**Given instruction**
Extract all lines containing "貼り付け".

*** Exercise material

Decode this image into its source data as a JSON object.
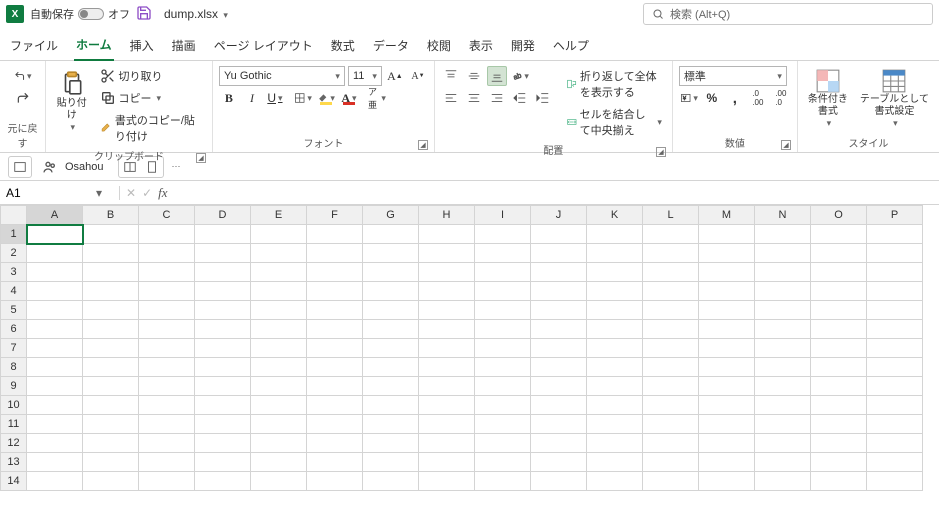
{
  "title": {
    "autosave_label": "自動保存",
    "autosave_state": "オフ",
    "filename": "dump.xlsx",
    "search_placeholder": "検索 (Alt+Q)"
  },
  "tabs": {
    "file": "ファイル",
    "home": "ホーム",
    "insert": "挿入",
    "draw": "描画",
    "pagelayout": "ページ レイアウト",
    "formulas": "数式",
    "data": "データ",
    "review": "校閲",
    "view": "表示",
    "developer": "開発",
    "help": "ヘルプ"
  },
  "ribbon": {
    "undo_group": "元に戻す",
    "clipboard": {
      "label": "クリップボード",
      "paste": "貼り付け",
      "cut": "切り取り",
      "copy": "コピー",
      "format_painter": "書式のコピー/貼り付け"
    },
    "font": {
      "label": "フォント",
      "name": "Yu Gothic",
      "size": "11",
      "bold": "B",
      "italic": "I",
      "underline": "U",
      "increase": "A",
      "decrease": "A"
    },
    "align": {
      "label": "配置",
      "wrap": "折り返して全体を表示する",
      "merge": "セルを結合して中央揃え"
    },
    "number": {
      "label": "数値",
      "format": "標準"
    },
    "styles": {
      "label": "スタイル",
      "cond": "条件付き\n書式",
      "table": "テーブルとして\n書式設定"
    }
  },
  "qat": {
    "team_name": "Osahou"
  },
  "formula": {
    "cell_ref": "A1",
    "value": ""
  },
  "grid": {
    "cols": [
      "A",
      "B",
      "C",
      "D",
      "E",
      "F",
      "G",
      "H",
      "I",
      "J",
      "K",
      "L",
      "M",
      "N",
      "O",
      "P"
    ],
    "rows": [
      1,
      2,
      3,
      4,
      5,
      6,
      7,
      8,
      9,
      10,
      11,
      12,
      13,
      14
    ],
    "active": "A1"
  }
}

******

**Output of the task**
      "paste": "貼り付け",
      "format_painter": "書式のコピー/貼り付け"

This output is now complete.